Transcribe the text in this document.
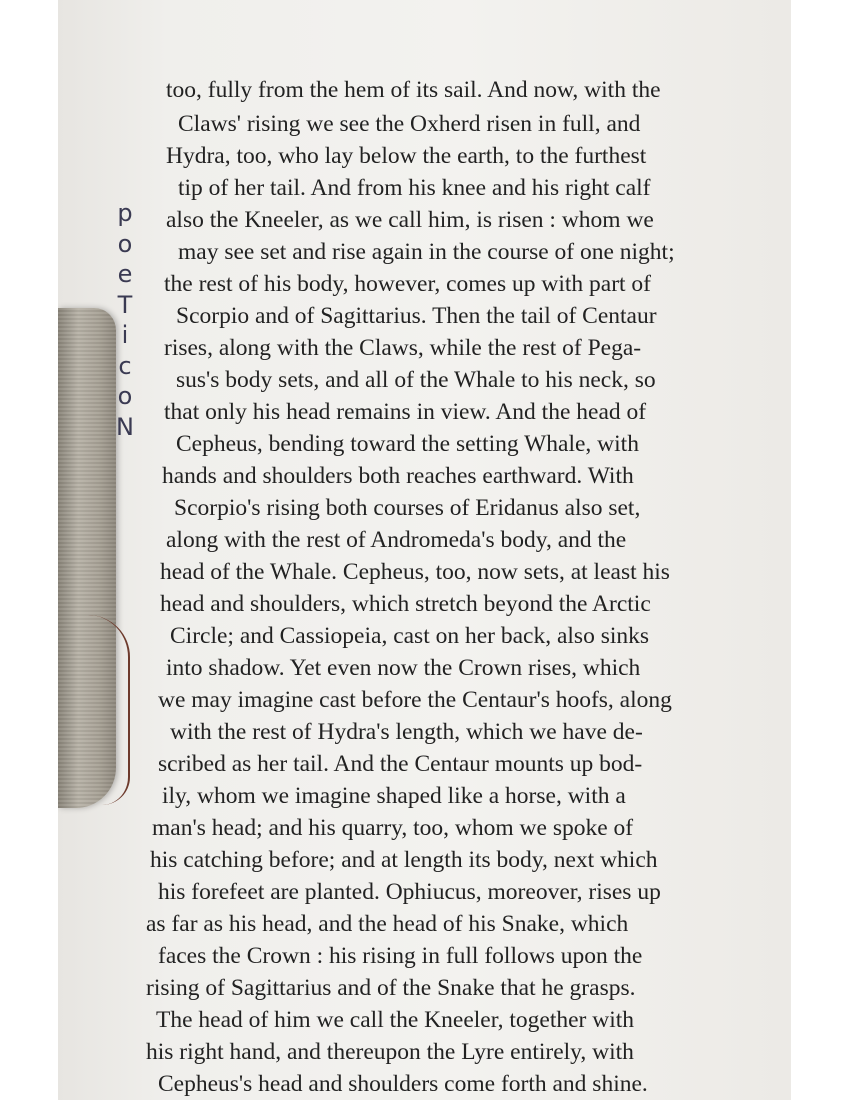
p
o
e
T
i
c
o
N
too, fully from the hem of its sail. And now, with the
Claws' rising we see the Oxherd risen in full, and
Hydra, too, who lay below the earth, to the furthest
tip of her tail. And from his knee and his right calf
also the Kneeler, as we call him, is risen : whom we
may see set and rise again in the course of one night;
the rest of his body, however, comes up with part of
Scorpio and of Sagittarius. Then the tail of Centaur
rises, along with the Claws, while the rest of Pega-
sus's body sets, and all of the Whale to his neck, so
that only his head remains in view. And the head of
Cepheus, bending toward the setting Whale, with
hands and shoulders both reaches earthward. With
Scorpio's rising both courses of Eridanus also set,
along with the rest of Andromeda's body, and the
head of the Whale. Cepheus, too, now sets, at least his
head and shoulders, which stretch beyond the Arctic
Circle; and Cassiopeia, cast on her back, also sinks
into shadow. Yet even now the Crown rises, which
we may imagine cast before the Centaur's hoofs, along
with the rest of Hydra's length, which we have de-
scribed as her tail. And the Centaur mounts up bod-
ily, whom we imagine shaped like a horse, with a
man's head; and his quarry, too, whom we spoke of
his catching before; and at length its body, next which
his forefeet are planted. Ophiucus, moreover, rises up
as far as his head, and the head of his Snake, which
faces the Crown : his rising in full follows upon the
rising of Sagittarius and of the Snake that he grasps.
The head of him we call the Kneeler, together with
his right hand, and thereupon the Lyre entirely, with
Cepheus's head and shoulders come forth and shine.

——————————

## Given exercise
Nothing but the pictures may be dropped; output the records above exactly.

## In response
Transcribe the text in this document.
p
o
e
T
i
c
o
N
too, fully from the hem of its sail. And now, with the
Claws' rising we see the Oxherd risen in full, and
Hydra, too, who lay below the earth, to the furthest
tip of her tail. And from his knee and his right calf
also the Kneeler, as we call him, is risen : whom we
may see set and rise again in the course of one night;
the rest of his body, however, comes up with part of
Scorpio and of Sagittarius. Then the tail of Centaur
rises, along with the Claws, while the rest of Pega-
sus's body sets, and all of the Whale to his neck, so
that only his head remains in view. And the head of
Cepheus, bending toward the setting Whale, with
hands and shoulders both reaches earthward. With
Scorpio's rising both courses of Eridanus also set,
along with the rest of Andromeda's body, and the
head of the Whale. Cepheus, too, now sets, at least his
head and shoulders, which stretch beyond the Arctic
Circle; and Cassiopeia, cast on her back, also sinks
into shadow. Yet even now the Crown rises, which
we may imagine cast before the Centaur's hoofs, along
with the rest of Hydra's length, which we have de-
scribed as her tail. And the Centaur mounts up bod-
ily, whom we imagine shaped like a horse, with a
man's head; and his quarry, too, whom we spoke of
his catching before; and at length its body, next which
his forefeet are planted. Ophiucus, moreover, rises up
as far as his head, and the head of his Snake, which
faces the Crown : his rising in full follows upon the
rising of Sagittarius and of the Snake that he grasps.
The head of him we call the Kneeler, together with
his right hand, and thereupon the Lyre entirely, with
Cepheus's head and shoulders come forth and shine.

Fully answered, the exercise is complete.